* **SELECTED PASSAGE**:
——————

Question

I am writing a terrain engine that has a lot of large textures draped over a heightmap. These textures are generated by rendering a bunch of stuff and then using the glCopyTexSubImage2D command a few times.

All fine and well (on speed and quality fronts), but when I make a lot of them (>45 1Mpixel) my framerate takes a nosedive from 60 to about 2. My first thought is that, well something (GPU or CPU) has to be pulling all million pixels per texture each time it is rendered which would definitely slow it down, so I tried what I thought was the solution: to implement mipmapping.

So I pull all the rgb values into an array and repass it into gluBuild2DMipmaps. (Is this not wasteful? I ask for some data and then give it right back? Is there a better way to do this with what I have (see below)).

Now, the mid-distant textures look terrible and bland and I am no better on the speed front.

Is there some way to get more detail on the further out textures while speeding up my rendering? Bear in mind that I am using freeglut and so am rather limited to opengl 2.

[EDIT: some code samples]

The generation of the texture:

//Only executes once as then the texture is defined.
if (TextureNumber == -1)
{
    glGenTextures (1, &TextureNumber); 
    glBindTexture(GL_TEXTURE_2D, TextureNumber);

    glTexParameterf( GL_TEXTURE_2D, GL_TEXTURE_MIN_FILTER, GL_LINEAR_MIPMAP_LINEAR );
    glTexParameterf( GL_TEXTURE_2D, GL_TEXTURE_MAG_FILTER, GL_LINEAR_MIPMAP_LINEAR );
    // ... Other not directly related stuff
    glTexImage2D (GL_TEXTURE_2D, 0, GL_RGB, TEXTURE_SIZE, TEXTURE_SIZE, 0, GL_RGB, GL_UNSIGNED_BYTE, NULL);
}
//The texture is built up a little bit at a time, over a number of calls.

// Do some rendering
// ...

——————

* **DIRECTIONS**: In the terrain engine question, what happens to the framerate when more than 45 of the 1-megapixel textures are made?

* **GIVEN INFORMATION**:
——————

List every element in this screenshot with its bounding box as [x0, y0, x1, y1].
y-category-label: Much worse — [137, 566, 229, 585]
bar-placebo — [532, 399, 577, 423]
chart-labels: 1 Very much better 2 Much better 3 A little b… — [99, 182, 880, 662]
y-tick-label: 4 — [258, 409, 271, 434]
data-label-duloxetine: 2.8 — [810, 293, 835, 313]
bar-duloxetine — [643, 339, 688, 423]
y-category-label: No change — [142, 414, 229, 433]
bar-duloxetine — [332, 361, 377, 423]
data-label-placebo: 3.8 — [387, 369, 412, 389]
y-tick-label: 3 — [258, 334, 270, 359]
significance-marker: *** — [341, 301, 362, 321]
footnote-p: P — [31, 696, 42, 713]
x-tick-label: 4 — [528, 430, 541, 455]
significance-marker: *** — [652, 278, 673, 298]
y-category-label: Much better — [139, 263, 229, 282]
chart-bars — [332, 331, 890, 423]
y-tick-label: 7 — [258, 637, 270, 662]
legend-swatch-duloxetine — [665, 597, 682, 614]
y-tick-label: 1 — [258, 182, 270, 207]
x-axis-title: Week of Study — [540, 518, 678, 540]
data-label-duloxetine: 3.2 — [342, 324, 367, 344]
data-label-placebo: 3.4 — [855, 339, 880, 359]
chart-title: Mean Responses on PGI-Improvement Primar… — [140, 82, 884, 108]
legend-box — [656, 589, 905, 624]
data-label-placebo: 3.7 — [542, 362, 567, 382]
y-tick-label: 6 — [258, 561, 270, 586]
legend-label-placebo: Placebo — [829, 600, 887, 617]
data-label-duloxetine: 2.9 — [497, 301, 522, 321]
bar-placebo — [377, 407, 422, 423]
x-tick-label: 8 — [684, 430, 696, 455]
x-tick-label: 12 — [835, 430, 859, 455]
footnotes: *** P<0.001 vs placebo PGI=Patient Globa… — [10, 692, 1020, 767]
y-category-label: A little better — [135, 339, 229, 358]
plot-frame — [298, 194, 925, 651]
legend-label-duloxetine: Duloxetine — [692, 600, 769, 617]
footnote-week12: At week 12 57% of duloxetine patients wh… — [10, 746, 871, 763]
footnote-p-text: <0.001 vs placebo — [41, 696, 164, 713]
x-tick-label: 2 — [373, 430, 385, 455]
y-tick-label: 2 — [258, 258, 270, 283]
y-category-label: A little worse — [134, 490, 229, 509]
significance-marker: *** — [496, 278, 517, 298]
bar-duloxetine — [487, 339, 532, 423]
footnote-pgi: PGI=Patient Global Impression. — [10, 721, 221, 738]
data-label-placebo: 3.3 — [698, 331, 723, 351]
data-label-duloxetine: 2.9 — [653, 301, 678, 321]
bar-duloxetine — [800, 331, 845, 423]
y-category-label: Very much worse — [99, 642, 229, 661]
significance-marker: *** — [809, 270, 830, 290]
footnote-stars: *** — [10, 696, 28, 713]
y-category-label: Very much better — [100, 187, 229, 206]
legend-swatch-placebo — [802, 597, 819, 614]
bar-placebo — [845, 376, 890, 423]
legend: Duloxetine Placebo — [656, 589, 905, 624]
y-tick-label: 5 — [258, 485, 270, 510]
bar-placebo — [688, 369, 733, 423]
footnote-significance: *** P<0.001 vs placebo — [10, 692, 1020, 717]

——————

* **COMPLETED TASK**: It drops from 60 to about 2.